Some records
-=-=-
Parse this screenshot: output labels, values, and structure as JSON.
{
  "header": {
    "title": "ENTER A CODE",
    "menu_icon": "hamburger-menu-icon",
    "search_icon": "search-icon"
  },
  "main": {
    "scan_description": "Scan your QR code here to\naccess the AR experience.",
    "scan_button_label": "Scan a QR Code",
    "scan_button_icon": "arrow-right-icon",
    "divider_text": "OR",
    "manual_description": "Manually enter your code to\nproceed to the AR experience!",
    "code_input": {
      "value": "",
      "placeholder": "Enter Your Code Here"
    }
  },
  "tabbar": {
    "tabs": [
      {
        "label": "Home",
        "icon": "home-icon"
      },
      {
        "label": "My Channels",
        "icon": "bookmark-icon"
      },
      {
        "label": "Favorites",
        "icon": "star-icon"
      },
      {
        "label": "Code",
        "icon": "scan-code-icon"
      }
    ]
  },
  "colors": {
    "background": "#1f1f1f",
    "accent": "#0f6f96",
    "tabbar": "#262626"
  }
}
-=-=-
● **What to do**
All of the entries must be quoted exactly; please include each one.

● **Correct answer**
Parse this screenshot: output labels, values, and structure as JSON.
{
  "header": {
    "title": "ENTER A CODE",
    "menu_icon": "hamburger-menu-icon",
    "search_icon": "search-icon"
  },
  "main": {
    "scan_description": "Scan your QR code here to\naccess the AR experience.",
    "scan_button_label": "Scan a QR Code",
    "scan_button_icon": "arrow-right-icon",
    "divider_text": "OR",
    "manual_description": "Manually enter your code to\nproceed to the AR experience!",
    "code_input": {
      "value": "",
      "placeholder": "Enter Your Code Here"
    }
  },
  "tabbar": {
    "tabs": [
      {
        "label": "Home",
        "icon": "home-icon"
      },
      {
        "label": "My Channels",
        "icon": "bookmark-icon"
      },
      {
        "label": "Favorites",
        "icon": "star-icon"
      },
      {
        "label": "Code",
        "icon": "scan-code-icon"
      }
    ]
  },
  "colors": {
    "background": "#1f1f1f",
    "accent": "#0f6f96",
    "tabbar": "#262626"
  }
}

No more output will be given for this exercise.